Work instructions
1. Shorten the paragraph of the climate change essay below that begins "Life on Earth has had its ups and downs" into a bulleted list that keeps its main facts.
2. Write a continuation of the climate change essay below, starting after its final sentence.

Life on Earth has had its ups and downs. Over the past four billion years it has barely survived five mass extinction events, each most likely triggered by a collision with an asteroid or comet. Some 250 million years ago, nearly 90 per cent of all sea species and 70 per cent of all vertebrate land species suddenly became extinct. About 200 million years ago another collision wiped out roughly half of all species and ushered in the age of dinosaurs. Some 65 million years ago, an asteroid ended the Cretaceous period, wiped out the dinosaurs, giving rise to the age of mammals — including, eventually, humans.
For the past two hundred years we have been blindly building our own asteroid. It is called climate change. Since 1990, despite increasing knowledge of the consequences, we have been adding to its size at a frenzied pace. Launched at Earth, there is no chance it will miss us without equally frantic activity to avert it. If it hits with full force, the consequences for life on this planet are likely to be as profound as those following earlier collisions. To date, we have failed to grasp the risk posed by our own asteroid.
What Climate Science is Telling us Now
Scientists increasingly believe that global warming of 2oC above pre-industrial levels significantly increases the chance of ‘dangerous’ climate change, during which abrupt and dramatic shifts in climate may occur, with catastrophic social, ecological and economic consequences (Schnellnhuber et al. 2006). So what should we aim for — in terms of cutting emissions, and stabilising the level of atmospheric greenhouse gases?
Recent modelling exercises suggest that, with atmospheric concentrations of greenhouse gases at 450 ppm CO2 equivalent (CO2-e), we will have between a 25 per cent chance and an 80 per cent chance of global average warming exceeding 2oC above pre-industrial levels (Figure 1). Here’s the first bit of bad news. We are roughly at that point now – at around 450 ppm CO2 equivalent.

Provided data
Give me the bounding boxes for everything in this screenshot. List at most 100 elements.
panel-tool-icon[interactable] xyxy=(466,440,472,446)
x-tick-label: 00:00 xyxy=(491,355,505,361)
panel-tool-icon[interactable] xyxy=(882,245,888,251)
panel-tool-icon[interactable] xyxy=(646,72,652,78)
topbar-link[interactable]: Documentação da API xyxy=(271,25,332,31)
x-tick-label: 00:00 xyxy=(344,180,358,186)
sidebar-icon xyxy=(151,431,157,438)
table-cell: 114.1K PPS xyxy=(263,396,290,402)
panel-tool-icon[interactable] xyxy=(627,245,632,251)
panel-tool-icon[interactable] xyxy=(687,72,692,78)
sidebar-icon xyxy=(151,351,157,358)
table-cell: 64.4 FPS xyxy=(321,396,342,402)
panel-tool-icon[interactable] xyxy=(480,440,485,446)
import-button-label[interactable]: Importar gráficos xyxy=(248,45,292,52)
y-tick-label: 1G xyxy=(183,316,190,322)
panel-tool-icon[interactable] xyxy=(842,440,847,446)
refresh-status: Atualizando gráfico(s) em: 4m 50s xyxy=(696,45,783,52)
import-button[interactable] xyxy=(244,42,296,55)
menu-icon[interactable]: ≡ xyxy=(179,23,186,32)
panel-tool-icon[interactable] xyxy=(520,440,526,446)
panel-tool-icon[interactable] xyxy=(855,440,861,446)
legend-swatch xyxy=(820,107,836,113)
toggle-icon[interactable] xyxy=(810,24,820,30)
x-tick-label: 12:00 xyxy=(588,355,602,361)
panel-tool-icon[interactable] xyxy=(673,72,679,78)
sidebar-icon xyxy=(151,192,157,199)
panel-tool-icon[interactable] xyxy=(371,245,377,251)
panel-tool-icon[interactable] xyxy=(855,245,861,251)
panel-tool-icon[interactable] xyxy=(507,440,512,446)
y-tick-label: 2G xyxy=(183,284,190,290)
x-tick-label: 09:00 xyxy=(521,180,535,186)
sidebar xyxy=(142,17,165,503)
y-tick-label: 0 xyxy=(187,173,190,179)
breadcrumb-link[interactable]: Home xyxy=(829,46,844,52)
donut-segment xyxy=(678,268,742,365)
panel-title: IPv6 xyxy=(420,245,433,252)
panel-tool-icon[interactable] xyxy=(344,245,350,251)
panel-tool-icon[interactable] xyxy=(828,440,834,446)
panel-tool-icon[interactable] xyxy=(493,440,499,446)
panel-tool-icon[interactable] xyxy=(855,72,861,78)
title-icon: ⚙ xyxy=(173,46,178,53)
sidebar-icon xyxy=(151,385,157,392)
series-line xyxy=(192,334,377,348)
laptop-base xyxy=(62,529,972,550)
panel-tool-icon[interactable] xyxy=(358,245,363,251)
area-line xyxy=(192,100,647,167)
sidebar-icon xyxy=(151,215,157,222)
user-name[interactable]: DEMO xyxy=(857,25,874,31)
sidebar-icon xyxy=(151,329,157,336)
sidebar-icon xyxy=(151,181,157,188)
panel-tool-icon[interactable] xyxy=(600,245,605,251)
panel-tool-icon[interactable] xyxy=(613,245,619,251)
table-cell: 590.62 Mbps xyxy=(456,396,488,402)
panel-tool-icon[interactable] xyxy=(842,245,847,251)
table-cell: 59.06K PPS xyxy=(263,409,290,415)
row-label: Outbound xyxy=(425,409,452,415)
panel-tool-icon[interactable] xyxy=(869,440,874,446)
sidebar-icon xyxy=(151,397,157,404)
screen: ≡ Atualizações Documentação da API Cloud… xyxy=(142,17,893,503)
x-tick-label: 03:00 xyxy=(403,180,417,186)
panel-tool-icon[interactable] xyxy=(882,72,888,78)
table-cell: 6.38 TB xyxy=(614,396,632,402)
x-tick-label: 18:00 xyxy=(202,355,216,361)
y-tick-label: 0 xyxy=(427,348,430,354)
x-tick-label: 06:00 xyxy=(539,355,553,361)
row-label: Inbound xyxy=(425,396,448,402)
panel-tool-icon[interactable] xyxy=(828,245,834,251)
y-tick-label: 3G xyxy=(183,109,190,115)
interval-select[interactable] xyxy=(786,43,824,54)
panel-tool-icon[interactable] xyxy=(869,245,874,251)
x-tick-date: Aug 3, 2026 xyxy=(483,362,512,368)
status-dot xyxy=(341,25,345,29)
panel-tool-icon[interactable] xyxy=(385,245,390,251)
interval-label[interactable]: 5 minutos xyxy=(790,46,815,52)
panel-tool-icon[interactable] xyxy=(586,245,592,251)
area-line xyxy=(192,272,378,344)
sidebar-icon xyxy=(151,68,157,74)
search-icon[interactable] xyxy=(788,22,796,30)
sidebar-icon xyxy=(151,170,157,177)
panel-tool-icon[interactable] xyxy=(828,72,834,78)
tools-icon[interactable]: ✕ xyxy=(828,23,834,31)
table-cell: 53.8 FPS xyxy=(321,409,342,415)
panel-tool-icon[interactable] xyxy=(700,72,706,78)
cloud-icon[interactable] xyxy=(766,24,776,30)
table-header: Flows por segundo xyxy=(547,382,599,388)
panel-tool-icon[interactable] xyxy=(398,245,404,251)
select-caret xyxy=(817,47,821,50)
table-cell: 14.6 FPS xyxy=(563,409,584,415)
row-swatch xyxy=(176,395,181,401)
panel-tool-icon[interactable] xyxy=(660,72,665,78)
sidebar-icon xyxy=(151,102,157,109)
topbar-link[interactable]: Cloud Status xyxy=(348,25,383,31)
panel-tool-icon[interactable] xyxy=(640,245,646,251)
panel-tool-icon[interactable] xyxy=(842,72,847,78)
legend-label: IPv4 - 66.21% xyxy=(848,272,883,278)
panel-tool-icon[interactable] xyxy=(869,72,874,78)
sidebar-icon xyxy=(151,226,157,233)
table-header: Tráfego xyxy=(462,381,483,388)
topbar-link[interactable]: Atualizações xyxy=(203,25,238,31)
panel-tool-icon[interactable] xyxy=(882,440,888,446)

The results
1.
- Over four billion years, life on Earth has barely survived five mass extinctions, each most likely caused by an asteroid or comet collision.
- About 250 million years ago, nearly 90 per cent of sea species and 70 per cent of vertebrate land species suddenly died out.
- About 200 million years ago, another collision wiped out roughly half of all species and began the age of dinosaurs.
- About 65 million years ago, an asteroid ended the Cretaceous period and killed the dinosaurs. This led to the age of mammals and, eventually, humans.

2.
Figure 1
We are adding, globally, around 2.5 ppm (CO2 -e) each year and, with industrialisation in China and India proceeding apace, the rate of accumulation has increased over the past decade. Now the second bit of bad news. Without substantial and rapid cuts to global emissions, we will not only ‘overshoot’ 450ppm CO2e but remain well above this level for a long time, given the time greenhouse gases remain in the air.
And here’s the third bit of bad news. The risks and levels of extinction increase as global greenhouse gas levels – and temperatures – rise. Rapid warming beyond 2oC is unacceptable for ecosystems and many species. The IPCC’s Fourth Assessment Report indicates that approximately 20 per cent to 30 per cent of land-based plant and animal species assessed so far are likely to be at increasingly high risk of extinction by 2100 as global mean temperatures exceed a warming of 2oC to 3oC (Fischlin et al. 2007: 213), and up to 50 per cent of species (Stern 2006:57) once temperatures rise well beyond 3oC. Moreover, ecosystems and species appear at increased risk not only because of warming, but because of the increased range, frequency, intensity and duration of climatic extremes and extreme events (storms, fires, floods, etc).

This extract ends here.